DATASET EXTRACT:
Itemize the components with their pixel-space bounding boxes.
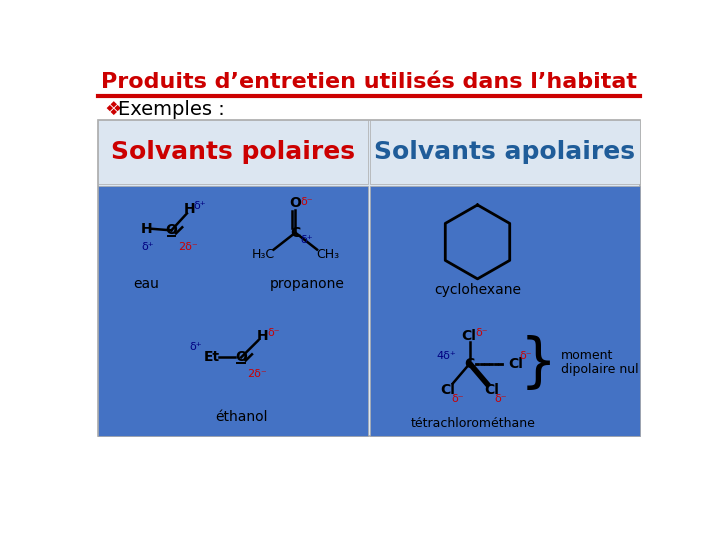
Text: O: O bbox=[289, 197, 301, 211]
Text: δ⁻: δ⁻ bbox=[451, 394, 464, 404]
FancyBboxPatch shape bbox=[98, 186, 368, 436]
Text: éthanol: éthanol bbox=[215, 410, 267, 424]
Text: ❖: ❖ bbox=[104, 100, 122, 119]
Text: H: H bbox=[184, 202, 196, 216]
Text: CH₃: CH₃ bbox=[316, 248, 340, 261]
Text: H₃C: H₃C bbox=[251, 248, 274, 261]
Text: δ⁺: δ⁺ bbox=[193, 201, 206, 211]
Text: δ⁺: δ⁺ bbox=[142, 242, 154, 252]
Text: C: C bbox=[290, 226, 300, 240]
Text: Cl: Cl bbox=[508, 356, 523, 370]
FancyBboxPatch shape bbox=[98, 120, 640, 436]
Text: Et: Et bbox=[204, 350, 220, 365]
Text: Cl: Cl bbox=[484, 383, 499, 397]
Text: Cl: Cl bbox=[441, 383, 456, 397]
Text: }: } bbox=[519, 335, 557, 392]
Text: δ⁻: δ⁻ bbox=[267, 328, 280, 338]
Text: moment: moment bbox=[561, 349, 613, 362]
Text: H: H bbox=[141, 222, 153, 236]
Text: δ⁻: δ⁻ bbox=[476, 328, 488, 338]
Text: δ⁺: δ⁺ bbox=[300, 235, 312, 245]
FancyBboxPatch shape bbox=[370, 120, 640, 184]
Text: Solvants apolaires: Solvants apolaires bbox=[374, 140, 635, 164]
Text: 4δ⁺: 4δ⁺ bbox=[436, 351, 456, 361]
FancyBboxPatch shape bbox=[370, 186, 640, 436]
FancyBboxPatch shape bbox=[98, 120, 368, 184]
Text: Exemples :: Exemples : bbox=[118, 100, 225, 119]
Text: tétrachlorométhane: tétrachlorométhane bbox=[411, 417, 536, 430]
Text: propanone: propanone bbox=[269, 277, 344, 291]
Text: δ⁻: δ⁻ bbox=[300, 197, 312, 207]
Text: δ⁻: δ⁻ bbox=[519, 351, 532, 361]
Text: 2δ⁻: 2δ⁻ bbox=[179, 242, 198, 252]
Text: H: H bbox=[257, 329, 269, 343]
Text: cyclohexane: cyclohexane bbox=[434, 282, 521, 296]
Text: 2δ⁻: 2δ⁻ bbox=[247, 369, 266, 379]
Text: δ⁺: δ⁺ bbox=[190, 342, 202, 352]
Text: O: O bbox=[235, 350, 247, 365]
Text: C: C bbox=[464, 356, 475, 370]
Text: δ⁻: δ⁻ bbox=[495, 394, 507, 404]
Text: eau: eau bbox=[133, 277, 158, 291]
Text: O: O bbox=[166, 224, 177, 238]
Text: Solvants polaires: Solvants polaires bbox=[111, 140, 355, 164]
Text: Produits d’entretien utilisés dans l’habitat: Produits d’entretien utilisés dans l’hab… bbox=[101, 72, 637, 92]
Text: Cl: Cl bbox=[461, 329, 476, 343]
Text: dipolaire nul: dipolaire nul bbox=[561, 363, 639, 376]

WHAT YOU HAVE TO DO:
How many lines in the data above contain the string "shape" with matching case? Reply with the number only.

REPLY:
5